» Listed entries:

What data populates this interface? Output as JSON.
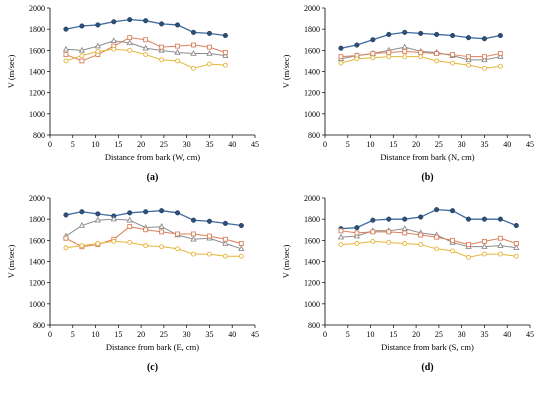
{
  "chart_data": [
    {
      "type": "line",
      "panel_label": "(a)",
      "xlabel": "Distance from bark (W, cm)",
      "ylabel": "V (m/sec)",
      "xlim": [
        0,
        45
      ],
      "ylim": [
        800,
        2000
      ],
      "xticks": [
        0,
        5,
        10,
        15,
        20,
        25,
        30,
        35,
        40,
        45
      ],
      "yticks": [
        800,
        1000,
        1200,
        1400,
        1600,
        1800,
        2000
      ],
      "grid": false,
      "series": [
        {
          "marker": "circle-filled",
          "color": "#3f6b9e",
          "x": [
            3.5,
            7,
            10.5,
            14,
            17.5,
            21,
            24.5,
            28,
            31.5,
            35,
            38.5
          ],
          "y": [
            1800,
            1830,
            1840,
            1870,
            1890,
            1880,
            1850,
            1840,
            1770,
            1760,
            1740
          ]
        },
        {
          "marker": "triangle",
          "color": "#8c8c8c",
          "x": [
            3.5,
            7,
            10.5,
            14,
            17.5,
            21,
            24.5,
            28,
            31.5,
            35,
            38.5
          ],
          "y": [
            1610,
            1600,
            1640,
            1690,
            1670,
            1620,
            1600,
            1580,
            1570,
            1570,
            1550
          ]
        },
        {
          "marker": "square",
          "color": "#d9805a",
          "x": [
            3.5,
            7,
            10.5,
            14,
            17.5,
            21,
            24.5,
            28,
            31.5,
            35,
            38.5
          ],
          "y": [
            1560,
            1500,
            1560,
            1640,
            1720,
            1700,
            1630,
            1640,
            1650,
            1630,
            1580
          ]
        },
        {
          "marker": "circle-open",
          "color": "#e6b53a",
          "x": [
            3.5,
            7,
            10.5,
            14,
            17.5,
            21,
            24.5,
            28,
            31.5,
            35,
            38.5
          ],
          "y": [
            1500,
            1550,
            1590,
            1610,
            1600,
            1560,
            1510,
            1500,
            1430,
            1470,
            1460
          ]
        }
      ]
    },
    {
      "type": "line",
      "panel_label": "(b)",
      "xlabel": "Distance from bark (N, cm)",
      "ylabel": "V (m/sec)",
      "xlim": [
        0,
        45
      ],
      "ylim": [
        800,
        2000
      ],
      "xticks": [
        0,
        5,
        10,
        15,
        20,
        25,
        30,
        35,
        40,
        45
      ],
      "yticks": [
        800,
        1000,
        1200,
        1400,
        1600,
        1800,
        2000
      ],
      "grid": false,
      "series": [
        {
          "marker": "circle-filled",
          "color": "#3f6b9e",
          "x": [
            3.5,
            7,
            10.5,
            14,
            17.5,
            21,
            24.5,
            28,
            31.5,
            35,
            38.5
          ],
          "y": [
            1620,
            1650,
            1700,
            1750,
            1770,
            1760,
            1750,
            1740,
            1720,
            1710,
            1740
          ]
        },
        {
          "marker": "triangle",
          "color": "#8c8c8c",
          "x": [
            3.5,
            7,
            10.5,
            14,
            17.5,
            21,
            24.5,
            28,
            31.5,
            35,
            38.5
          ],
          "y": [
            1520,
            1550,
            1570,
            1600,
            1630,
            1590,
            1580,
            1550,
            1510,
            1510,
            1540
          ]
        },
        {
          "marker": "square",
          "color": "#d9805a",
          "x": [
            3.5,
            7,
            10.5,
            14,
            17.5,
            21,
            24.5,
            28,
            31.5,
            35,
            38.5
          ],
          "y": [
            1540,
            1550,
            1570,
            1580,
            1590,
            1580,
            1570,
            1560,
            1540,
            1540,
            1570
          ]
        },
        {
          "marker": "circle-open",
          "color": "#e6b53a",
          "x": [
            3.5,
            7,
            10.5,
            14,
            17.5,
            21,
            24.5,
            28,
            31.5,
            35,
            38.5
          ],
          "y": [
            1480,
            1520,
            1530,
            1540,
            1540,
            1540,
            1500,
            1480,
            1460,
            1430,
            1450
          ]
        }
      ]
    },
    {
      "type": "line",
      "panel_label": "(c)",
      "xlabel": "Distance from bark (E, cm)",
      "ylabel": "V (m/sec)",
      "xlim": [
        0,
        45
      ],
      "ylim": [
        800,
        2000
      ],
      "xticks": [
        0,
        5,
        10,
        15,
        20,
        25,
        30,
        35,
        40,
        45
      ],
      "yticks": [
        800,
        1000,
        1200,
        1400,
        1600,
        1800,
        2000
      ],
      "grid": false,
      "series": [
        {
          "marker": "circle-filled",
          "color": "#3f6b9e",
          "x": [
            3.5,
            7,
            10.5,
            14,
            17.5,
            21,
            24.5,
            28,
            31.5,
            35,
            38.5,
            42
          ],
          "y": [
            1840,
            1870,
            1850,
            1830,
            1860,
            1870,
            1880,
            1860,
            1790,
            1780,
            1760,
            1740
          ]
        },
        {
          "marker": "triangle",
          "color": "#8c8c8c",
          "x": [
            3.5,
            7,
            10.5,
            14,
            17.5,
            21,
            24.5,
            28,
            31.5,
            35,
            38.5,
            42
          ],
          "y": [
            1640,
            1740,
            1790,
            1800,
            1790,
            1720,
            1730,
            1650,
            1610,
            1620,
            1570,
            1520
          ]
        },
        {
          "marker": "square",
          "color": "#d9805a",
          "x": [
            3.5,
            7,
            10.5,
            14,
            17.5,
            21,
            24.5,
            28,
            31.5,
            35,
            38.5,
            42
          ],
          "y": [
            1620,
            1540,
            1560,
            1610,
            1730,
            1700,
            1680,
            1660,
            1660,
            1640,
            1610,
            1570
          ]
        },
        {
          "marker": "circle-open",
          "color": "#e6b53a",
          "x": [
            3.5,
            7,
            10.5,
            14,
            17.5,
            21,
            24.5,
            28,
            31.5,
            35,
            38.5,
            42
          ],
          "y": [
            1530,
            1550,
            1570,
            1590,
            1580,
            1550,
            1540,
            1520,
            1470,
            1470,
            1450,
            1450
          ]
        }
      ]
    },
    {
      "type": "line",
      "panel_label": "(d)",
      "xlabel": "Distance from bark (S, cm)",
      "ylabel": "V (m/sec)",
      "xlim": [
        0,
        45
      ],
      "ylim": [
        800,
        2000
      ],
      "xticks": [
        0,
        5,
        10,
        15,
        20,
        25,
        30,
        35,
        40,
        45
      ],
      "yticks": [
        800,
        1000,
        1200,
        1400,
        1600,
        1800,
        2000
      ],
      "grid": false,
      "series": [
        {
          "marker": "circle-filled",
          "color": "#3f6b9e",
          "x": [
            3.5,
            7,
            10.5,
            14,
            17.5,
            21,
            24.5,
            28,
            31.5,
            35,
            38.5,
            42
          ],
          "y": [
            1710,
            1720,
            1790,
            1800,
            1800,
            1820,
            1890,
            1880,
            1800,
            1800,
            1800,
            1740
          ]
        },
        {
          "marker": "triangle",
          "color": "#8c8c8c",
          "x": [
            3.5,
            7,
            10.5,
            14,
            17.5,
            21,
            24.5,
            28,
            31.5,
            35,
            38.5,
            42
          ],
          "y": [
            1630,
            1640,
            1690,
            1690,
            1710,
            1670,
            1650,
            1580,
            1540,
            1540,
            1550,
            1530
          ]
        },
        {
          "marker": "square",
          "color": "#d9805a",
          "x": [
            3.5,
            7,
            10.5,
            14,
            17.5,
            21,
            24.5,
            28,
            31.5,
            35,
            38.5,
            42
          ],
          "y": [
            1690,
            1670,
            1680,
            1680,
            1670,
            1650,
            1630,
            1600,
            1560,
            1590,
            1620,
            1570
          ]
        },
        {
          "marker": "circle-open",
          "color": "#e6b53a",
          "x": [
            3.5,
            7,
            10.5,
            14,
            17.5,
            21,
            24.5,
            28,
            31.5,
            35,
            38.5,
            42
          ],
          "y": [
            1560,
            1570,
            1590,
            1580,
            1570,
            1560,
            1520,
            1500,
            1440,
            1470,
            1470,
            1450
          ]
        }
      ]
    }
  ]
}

» Exercise prompt:
Return each full line of the entries that contains the word "xlabel".

» Correct answer:
      "xlabel": "Distance from bark (W, cm)",
      "xlabel": "Distance from bark (N, cm)",
      "xlabel": "Distance from bark (E, cm)",
      "xlabel": "Distance from bark (S, cm)",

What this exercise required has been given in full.